**PASSAGE FOR REVIEW**
Official title: To amend the Public Health Service Act to provide for hospital and insurer price transparency.
Introduced September 26, 2025 by John James · Last progress September 26, 2025
The bill greatly expands price transparency and billing protections — giving patients clearer, standardized prices, binding estimates, and better access to data for oversight — but does so at the cost of substantial compliance, privacy and proprietary‑information risks, and enforcement burdens that may raise costs or strain smaller providers.
Uninsured, self-pay, and insured patients can see standardized, machine-readable prices (cash prices, gross charges, and payer-specific negotiated rates) across hospitals, labs, imaging centers, and ASCs — and cash-paying consumers can pay the published discounted/minimum cash price as payment in full — making it much easier to shop for care and avoid surprise charges.
Patients gain stronger billing protections: binding good-faith estimates, real-time estimate tools with a hold-harmless (member protected if billed charges exceed estimates beyond member responsibility), requirement to provide itemized bills before collections, and authorized contacts to resolve/revise bills — reducing surprise bills and improper collections.
Standardized, machine-readable disclosures and required data formats will enable third-party consumer tools, researchers, state/federal oversight, and quality improvement (including de-identified datasets), improving market transparency, fraud detection, and health-system research.

**EXERCISES**
A - Answer these questions about the price transparency bill summary:
(i) Who introduced the bill, and on what date?
(ii) What can cash-paying consumers pay as payment in full?
(iii) What must be provided to patients before collections?
B - Could you continue the price transparency bill summary, picking up after its last sentence?

**DATASET RECORDS**
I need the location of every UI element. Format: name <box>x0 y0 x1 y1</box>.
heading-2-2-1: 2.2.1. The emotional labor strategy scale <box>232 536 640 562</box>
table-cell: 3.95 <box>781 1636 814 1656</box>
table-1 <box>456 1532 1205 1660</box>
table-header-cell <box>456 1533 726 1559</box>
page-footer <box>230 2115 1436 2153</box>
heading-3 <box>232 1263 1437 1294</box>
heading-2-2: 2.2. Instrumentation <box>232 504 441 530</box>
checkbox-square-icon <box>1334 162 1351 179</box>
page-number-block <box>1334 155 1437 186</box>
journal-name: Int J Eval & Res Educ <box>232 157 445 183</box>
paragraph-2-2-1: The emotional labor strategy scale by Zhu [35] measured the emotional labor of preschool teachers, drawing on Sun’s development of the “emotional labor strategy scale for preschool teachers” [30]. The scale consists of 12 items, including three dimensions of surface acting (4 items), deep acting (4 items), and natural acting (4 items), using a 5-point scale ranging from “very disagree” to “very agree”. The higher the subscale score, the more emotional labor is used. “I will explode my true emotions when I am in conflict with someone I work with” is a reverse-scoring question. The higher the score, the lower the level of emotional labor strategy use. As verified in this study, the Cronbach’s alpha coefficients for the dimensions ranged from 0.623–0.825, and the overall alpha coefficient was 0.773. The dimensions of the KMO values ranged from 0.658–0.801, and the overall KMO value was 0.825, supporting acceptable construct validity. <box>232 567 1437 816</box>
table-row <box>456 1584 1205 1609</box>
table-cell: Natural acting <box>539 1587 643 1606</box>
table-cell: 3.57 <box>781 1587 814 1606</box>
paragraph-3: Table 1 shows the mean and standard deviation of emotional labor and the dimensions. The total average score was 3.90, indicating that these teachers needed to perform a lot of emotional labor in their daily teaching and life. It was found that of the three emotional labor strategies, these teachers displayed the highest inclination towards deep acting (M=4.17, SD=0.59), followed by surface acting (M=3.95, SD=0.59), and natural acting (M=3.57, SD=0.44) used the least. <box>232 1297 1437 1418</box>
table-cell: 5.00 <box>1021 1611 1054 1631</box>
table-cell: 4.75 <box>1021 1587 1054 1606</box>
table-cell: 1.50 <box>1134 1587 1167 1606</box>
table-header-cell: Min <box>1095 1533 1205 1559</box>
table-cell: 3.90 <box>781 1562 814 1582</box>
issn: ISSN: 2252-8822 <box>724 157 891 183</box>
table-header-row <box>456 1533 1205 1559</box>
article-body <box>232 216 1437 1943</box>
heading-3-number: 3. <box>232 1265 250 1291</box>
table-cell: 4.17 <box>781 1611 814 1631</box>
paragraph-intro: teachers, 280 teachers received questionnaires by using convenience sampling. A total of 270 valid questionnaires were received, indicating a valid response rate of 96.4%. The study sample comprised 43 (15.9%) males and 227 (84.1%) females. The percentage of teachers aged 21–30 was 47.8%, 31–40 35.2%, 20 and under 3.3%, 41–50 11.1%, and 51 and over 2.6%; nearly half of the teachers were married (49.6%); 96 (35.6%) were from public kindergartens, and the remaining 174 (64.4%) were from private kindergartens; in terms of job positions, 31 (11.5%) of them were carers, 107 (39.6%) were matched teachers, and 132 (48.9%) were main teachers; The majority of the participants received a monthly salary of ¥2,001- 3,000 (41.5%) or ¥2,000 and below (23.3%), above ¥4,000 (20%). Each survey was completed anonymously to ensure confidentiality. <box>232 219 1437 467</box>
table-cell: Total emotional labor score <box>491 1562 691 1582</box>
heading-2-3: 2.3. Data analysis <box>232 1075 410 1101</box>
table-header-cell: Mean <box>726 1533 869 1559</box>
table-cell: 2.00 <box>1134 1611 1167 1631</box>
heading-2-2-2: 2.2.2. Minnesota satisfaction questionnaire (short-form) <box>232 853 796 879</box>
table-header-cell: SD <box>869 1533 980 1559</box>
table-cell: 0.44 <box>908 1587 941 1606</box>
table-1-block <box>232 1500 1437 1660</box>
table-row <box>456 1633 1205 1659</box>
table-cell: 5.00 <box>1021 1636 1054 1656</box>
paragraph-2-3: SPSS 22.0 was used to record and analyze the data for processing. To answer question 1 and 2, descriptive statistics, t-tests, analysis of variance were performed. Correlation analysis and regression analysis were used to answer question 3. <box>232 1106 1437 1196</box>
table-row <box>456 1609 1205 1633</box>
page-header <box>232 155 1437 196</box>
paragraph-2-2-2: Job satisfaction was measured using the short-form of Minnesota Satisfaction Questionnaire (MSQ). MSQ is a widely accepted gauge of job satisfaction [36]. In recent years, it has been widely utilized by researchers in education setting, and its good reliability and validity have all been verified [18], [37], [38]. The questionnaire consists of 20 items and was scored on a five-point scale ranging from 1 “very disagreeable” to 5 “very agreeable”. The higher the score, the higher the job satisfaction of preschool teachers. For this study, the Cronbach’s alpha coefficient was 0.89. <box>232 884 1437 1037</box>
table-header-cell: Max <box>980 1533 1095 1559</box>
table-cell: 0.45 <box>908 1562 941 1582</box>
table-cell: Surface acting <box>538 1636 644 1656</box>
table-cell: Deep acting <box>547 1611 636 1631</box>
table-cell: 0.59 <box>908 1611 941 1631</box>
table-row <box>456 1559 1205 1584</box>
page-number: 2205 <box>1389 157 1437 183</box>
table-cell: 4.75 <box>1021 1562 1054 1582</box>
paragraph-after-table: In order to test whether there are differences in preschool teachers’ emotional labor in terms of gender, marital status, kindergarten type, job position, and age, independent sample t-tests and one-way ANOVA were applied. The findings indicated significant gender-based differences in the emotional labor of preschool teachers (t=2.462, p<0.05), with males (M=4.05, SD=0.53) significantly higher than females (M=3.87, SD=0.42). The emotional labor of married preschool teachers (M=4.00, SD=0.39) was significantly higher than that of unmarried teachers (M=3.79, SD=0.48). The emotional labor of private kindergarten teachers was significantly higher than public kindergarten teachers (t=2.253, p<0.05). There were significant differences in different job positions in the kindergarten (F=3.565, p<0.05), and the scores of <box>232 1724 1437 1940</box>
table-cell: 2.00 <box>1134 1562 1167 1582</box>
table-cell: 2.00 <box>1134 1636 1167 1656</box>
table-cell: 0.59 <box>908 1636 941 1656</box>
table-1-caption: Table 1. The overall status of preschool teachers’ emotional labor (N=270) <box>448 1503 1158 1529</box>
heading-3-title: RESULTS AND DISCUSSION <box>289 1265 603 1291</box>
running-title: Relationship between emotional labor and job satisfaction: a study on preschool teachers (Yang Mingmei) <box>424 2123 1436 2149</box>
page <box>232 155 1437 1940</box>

**RESPONSES FOR EACH TASK**
A -
(i) John James, on September 26, 2025.
(ii) The published discounted/minimum cash price.
(iii) Itemized bills.

B -
Hospitals, providers, labs, imaging centers, ASCs, and health plans face substantial administrative, IT, and legal compliance costs to create, update, and publish standardized machine-readable files and tools — costs that are likely to be passed to patients, employers, or taxpayers, and that may disproportionately threaten small or rural providers.
Requiring disclosure of payer-specific negotiated rates, contract algorithms, and pricing formulas risks exposing proprietary commercial information, reducing negotiating leverage, prompting legal challenges, and disrupting existing contracting or network arrangements.
Large civil monetary penalties (including provisions with very high per-day fines) create acute financial risk for providers, vendors, and plan service providers; aggressive enforcement or uncertain compliance could deter participation, increase consolidation, or be passed through as higher premiums or fees.
Based on analysis of 11 sections of legislative text.
Creates comprehensive federal price‑transparency rules requiring itemized EOBs and machine‑readable published prices (including payer‑specific negotiated rates) and imposes disclosure and penalty regimes.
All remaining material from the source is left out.